**Tarea 1**
Reproduce sin ningún cambio las filas de los datos que van desde la que contiene "member-row: LV.62 管理员" hasta la que contiene "quote-line: 题目描述 [167, 2264, 282, 2296]", ambas incluidas.

**Documento fuente**
Muy distintos motivos y circunstancias, y desde luego totalmente remotos a la compasión, fueron los que removieron la “cuestión caballos” entre los taurinos nacionales. Hubo una época, creo que fijada desde una ordenanza de 1846, en que el ministerio obligaba al empresario de cualquier corrida ordinaria corriente de seis toros a tener dispuestos en la cuadra hasta 40 caballos para la suerte de varas; de modo que cada toro tenía asegurados seis caballos que matar, y todavía quedaban cuatro por si alguno no se había saciado con su cupo.
Ya se sabe que el remedio —aunque en parte no tan remedio— sobrevino en 1928, bajo el gobierno, o dictadura, de don Miguel Primo de Rivera, pero no por motivación pública, sino por un incidente personal desagradable: el contenido de las tripas de un caballo despanzurrado por el toro saltó hasta la barrera y salpicó a don Miguel, a una ilustre dama francesa que lo acompañaba y a algunos otros espectadores. Fulminantemente el dictador ordenó a su ministro de gobernación, Martínez Anido, que implantase la protección de los caballos de picas mediante una gualdrapa embutida de lana o de crin, con una botonadura al tresbolillo, estilo capitoné. El toro, desde luego, ya no mataba a los caballos, y la orden dejó satisfechos a los empresarios; pero no así al público: desde los graderíos de todas las plazas se levantó una protesta ensordecedora. Y es que en aquellos años todavía el público iba a ver principalmente toros, mucho más que toreros —aunque la suerte de matar tuviese ya algún predicamento: ¡el Espartero!— y la suerte de varas, donde el toro mostraba su bravura y su poder, era la más importante, de manera que el número de caballos muertos era casi el sumando principal en el baremo de la calificación.

**Tarea 2**
Según el texto sobre los caballos de picas, ¿a qué ministro de gobernación ordenó el dictador implantar la protección de esos caballos?

**Datos sin procesar**
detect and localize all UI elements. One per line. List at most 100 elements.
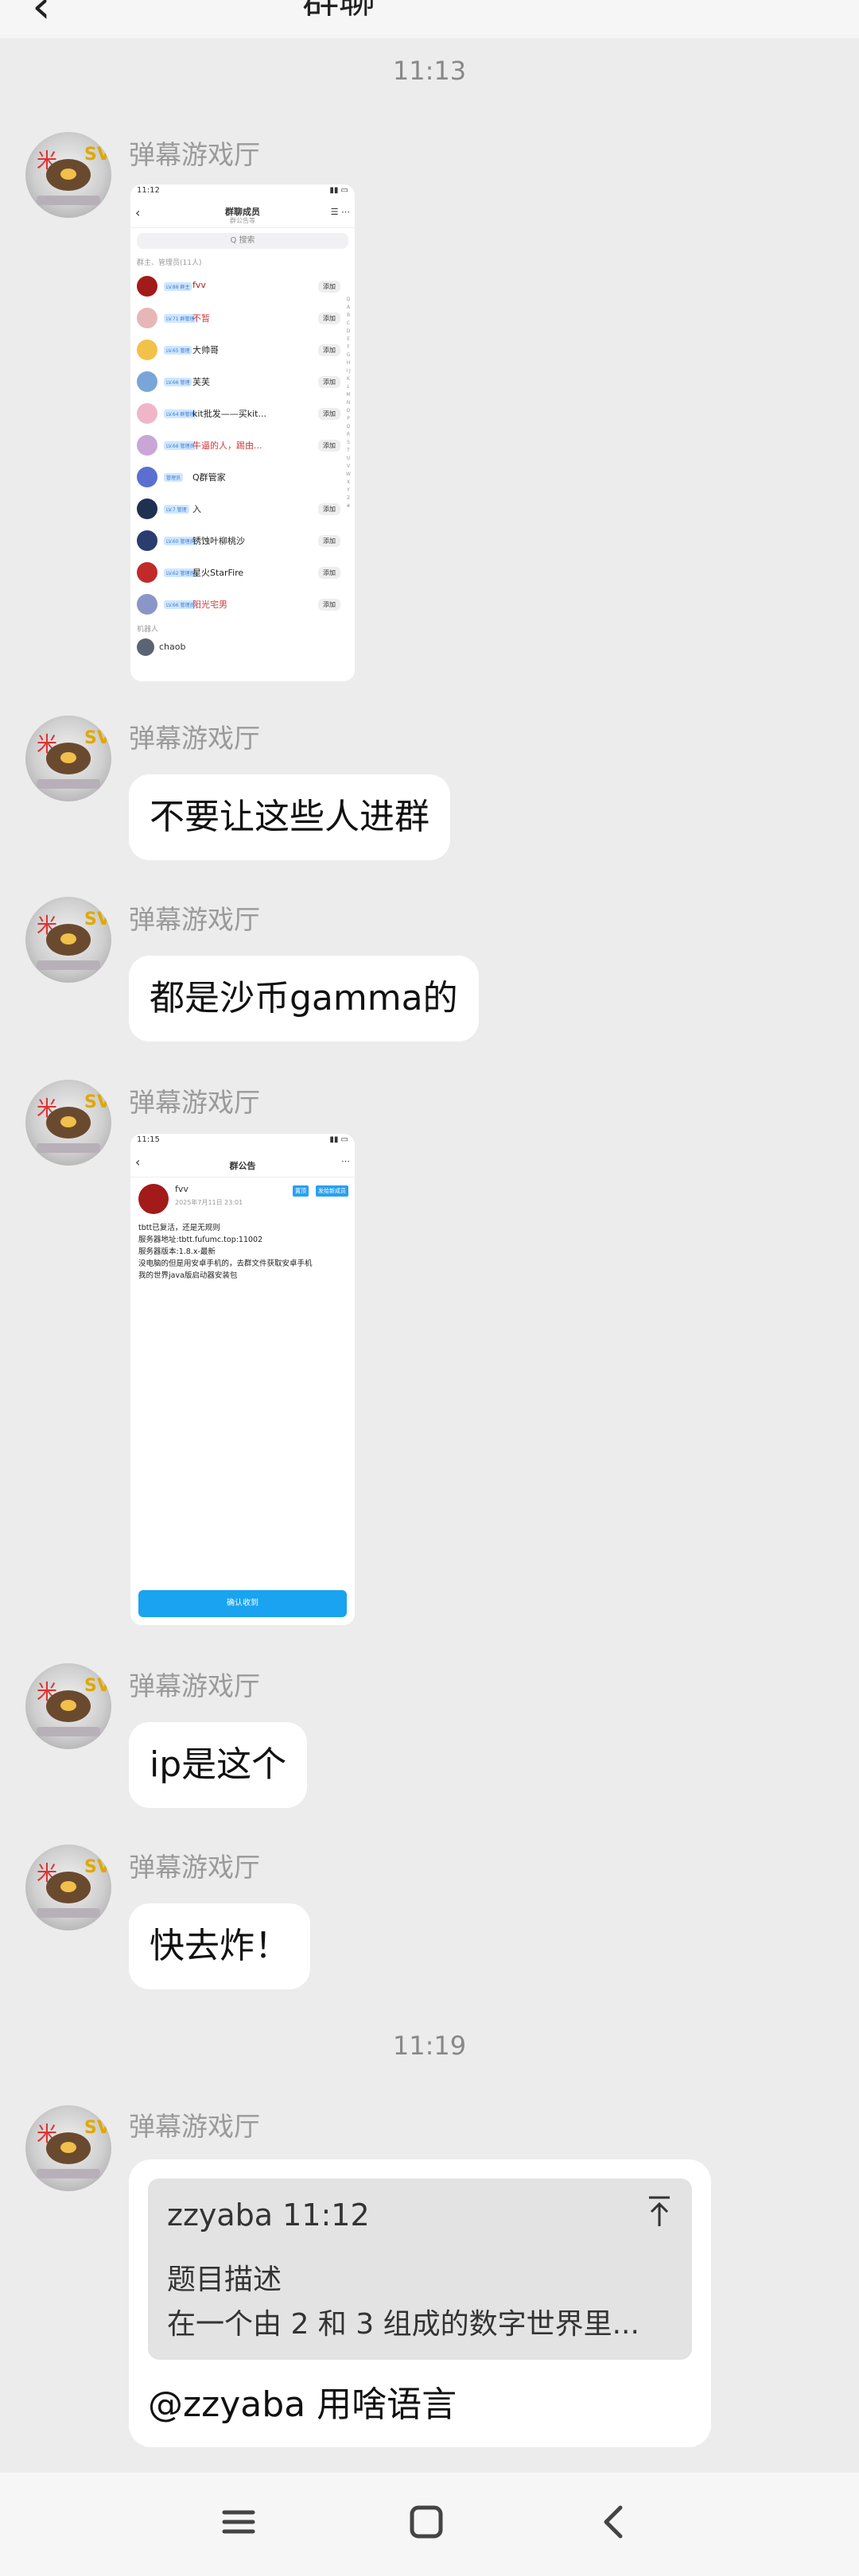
member-row: LV.62 管理员 星火StarFire 添加 [130, 557, 355, 588]
timestamp: 11:19 [392, 2031, 467, 2061]
author-name: fvv [175, 1184, 189, 1194]
member-avatar [137, 308, 157, 328]
add-button: 添加 [318, 344, 340, 356]
text-message[interactable]: 都是沙币gamma的 [129, 956, 479, 1042]
sender-name: 弹幕游戏厅 [129, 1087, 260, 1118]
avatar[interactable]: 米 SV [25, 1845, 111, 1930]
avatar[interactable]: 米 SV [25, 132, 111, 218]
back-triangle-icon[interactable] [590, 2498, 638, 2546]
member-tag: LV.66 管理 [164, 378, 192, 386]
quote-line: 在一个由 2 和 3 组成的数字世界里... [167, 2308, 639, 2341]
home-square-icon[interactable] [402, 2498, 450, 2546]
confirm-button: 确认收到 [138, 1590, 347, 1617]
member-name: 不暂 [192, 313, 210, 324]
quote-line: 题目描述 [167, 2264, 282, 2296]
alphabet-index: Q A B C D E F G H I J K L M N O P Q R S … [346, 297, 351, 509]
member-name: 芙芙 [192, 377, 210, 387]
menu-icon[interactable] [215, 2498, 262, 2546]
add-button: 添加 [318, 440, 340, 452]
image-message-member-list[interactable]: 11:12 ▮▮ ▭ ‹ 群聊成员 群公告等 ☰ ⋯ Q 搜索 群主、管理员(11… [130, 184, 355, 681]
system-navigation-bar [0, 2473, 859, 2576]
text-message[interactable]: 不要让这些人进群 [129, 774, 450, 860]
add-button: 添加 [318, 312, 340, 324]
member-name: kit批发——买kit... [192, 409, 266, 419]
add-button: 添加 [318, 535, 340, 547]
member-avatar [137, 562, 157, 583]
pinned-badge: 置顶 [293, 1185, 309, 1197]
section-label: 群主、管理员(11人) [137, 259, 202, 267]
member-row: LV.7 管理入 添加 [130, 493, 355, 525]
avatar[interactable]: 米 SV [25, 1080, 111, 1166]
member-avatar [137, 467, 157, 487]
member-name: 锈蚀叶柳桃沙 [192, 536, 245, 546]
add-button: 添加 [318, 599, 340, 611]
member-name: 星火StarFire [192, 568, 244, 578]
avatar[interactable]: 米 SV [25, 897, 111, 983]
sender-name: 弹幕游戏厅 [129, 139, 260, 170]
member-tag: 管理员 [164, 473, 184, 482]
status-time: 11:12 [137, 186, 160, 195]
member-row: LV.66 管理员 牛逼的人，踢由... 添加 [130, 429, 355, 461]
search-box: Q 搜索 [137, 233, 348, 249]
member-avatar [137, 530, 157, 551]
robot-avatar [137, 638, 154, 656]
member-row: LV.65 管理 大帅哥 添加 [130, 334, 355, 366]
image-message-announcement[interactable]: 11:15 ▮▮ ▭ ‹ 群公告 ⋯ fvv 2025年7月11日 23:01 置… [130, 1134, 355, 1625]
member-row: LV.88 群主 fvv 添加 [130, 270, 355, 302]
title-bar: ‹ 群聊 [0, 0, 859, 38]
member-name: 阳光宅男 [192, 599, 227, 610]
timestamp: 11:13 [392, 56, 467, 86]
robot-name: chaob [159, 642, 186, 652]
member-avatar [137, 403, 157, 424]
sender-name: 弹幕游戏厅 [129, 904, 260, 935]
add-button: 添加 [318, 567, 340, 579]
screen-title: 群公告 [229, 1161, 256, 1171]
member-name: 大帅哥 [192, 345, 219, 355]
sender-name: 弹幕游戏厅 [129, 723, 260, 754]
avatar[interactable]: 米 SV [25, 2105, 111, 2191]
add-button: 添加 [318, 376, 340, 388]
author-avatar [138, 1184, 169, 1214]
member-avatar [137, 276, 157, 297]
avatar[interactable]: 米 SV [25, 1663, 111, 1749]
robots-section: 机器人 [137, 626, 159, 634]
reply-text: @zzyaba 用啥语言 [148, 2384, 457, 2425]
member-row: LV.64 群管理 kit批发——买kit... 添加 [130, 398, 355, 429]
member-tag: LV.88 群主 [164, 282, 192, 291]
member-avatar [137, 499, 157, 519]
more-icon: ⋯ [341, 1156, 350, 1166]
announcement-body: tbtt已复活，还是无规则 服务器地址:tbtt.fufumc.top:1100… [138, 1224, 313, 1280]
text-message[interactable]: ip是这个 [129, 1722, 308, 1808]
member-tag: LV.7 管理 [164, 505, 189, 514]
member-avatar [137, 339, 157, 360]
sender-name: 弹幕游戏厅 [129, 1852, 260, 1883]
new-member-badge: 发给新成员 [316, 1185, 348, 1197]
status-time: 11:15 [137, 1135, 160, 1144]
add-button: 添加 [318, 281, 340, 293]
member-row: LV.71 群管理 不暂 添加 [130, 302, 355, 334]
add-button: 添加 [318, 503, 340, 515]
back-chevron-icon[interactable]: ‹ [32, 0, 51, 30]
member-row: LV.66 管理员 阳光宅男 添加 [130, 588, 355, 620]
member-row: LV.66 管理 芙芙 添加 [130, 366, 355, 398]
member-avatar [137, 435, 157, 456]
avatar[interactable]: 米 SV [25, 716, 111, 801]
sender-name: 弹幕游戏厅 [129, 1670, 260, 1701]
member-name: Q群管家 [192, 472, 226, 483]
sender-name: 弹幕游戏厅 [129, 2111, 260, 2142]
reply-message[interactable]: zzyaba 11:12 题目描述 在一个由 2 和 3 组成的数字世界里...… [129, 2159, 711, 2447]
member-name: 牛逼的人，踢由... [192, 440, 262, 451]
jump-to-top-icon[interactable] [646, 2194, 673, 2229]
text-message[interactable]: 快去炸！ [129, 1903, 310, 1989]
member-row: LV.60 管理员 锈蚀叶柳桃沙 添加 [130, 525, 355, 557]
screen-subtitle: 群公告等 [230, 217, 255, 224]
add-button: 添加 [318, 408, 340, 420]
more-icon: ☰ ⋯ [330, 207, 350, 217]
quoted-message[interactable]: zzyaba 11:12 题目描述 在一个由 2 和 3 组成的数字世界里... [148, 2178, 692, 2360]
member-name: fvv [192, 280, 206, 290]
member-tag: LV.65 管理 [164, 346, 192, 355]
member-row: 管理员 Q群管家 [130, 461, 355, 493]
post-date: 2025年7月11日 23:01 [175, 1199, 243, 1206]
quote-author: zzyaba 11:12 [167, 2198, 370, 2233]
member-name: 入 [192, 504, 201, 514]
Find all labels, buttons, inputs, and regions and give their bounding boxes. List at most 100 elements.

**Respuesta del ejercicio 1**
member-row: LV.62 管理员 星火StarFire 添加 [130, 557, 355, 588]
timestamp: 11:19 [392, 2031, 467, 2061]
author-name: fvv [175, 1184, 189, 1194]
member-avatar [137, 308, 157, 328]
add-button: 添加 [318, 344, 340, 356]
text-message[interactable]: 都是沙币gamma的 [129, 956, 479, 1042]
sender-name: 弹幕游戏厅 [129, 1087, 260, 1118]
avatar[interactable]: 米 SV [25, 1845, 111, 1930]
avatar[interactable]: 米 SV [25, 132, 111, 218]
back-triangle-icon[interactable] [590, 2498, 638, 2546]
member-tag: LV.66 管理 [164, 378, 192, 386]
quote-line: 在一个由 2 和 3 组成的数字世界里... [167, 2308, 639, 2341]
home-square-icon[interactable] [402, 2498, 450, 2546]
confirm-button: 确认收到 [138, 1590, 347, 1617]
member-name: 不暂 [192, 313, 210, 324]
quote-line: 题目描述 [167, 2264, 282, 2296]

**Respuesta del ejercicio 2**
A Martínez Anido.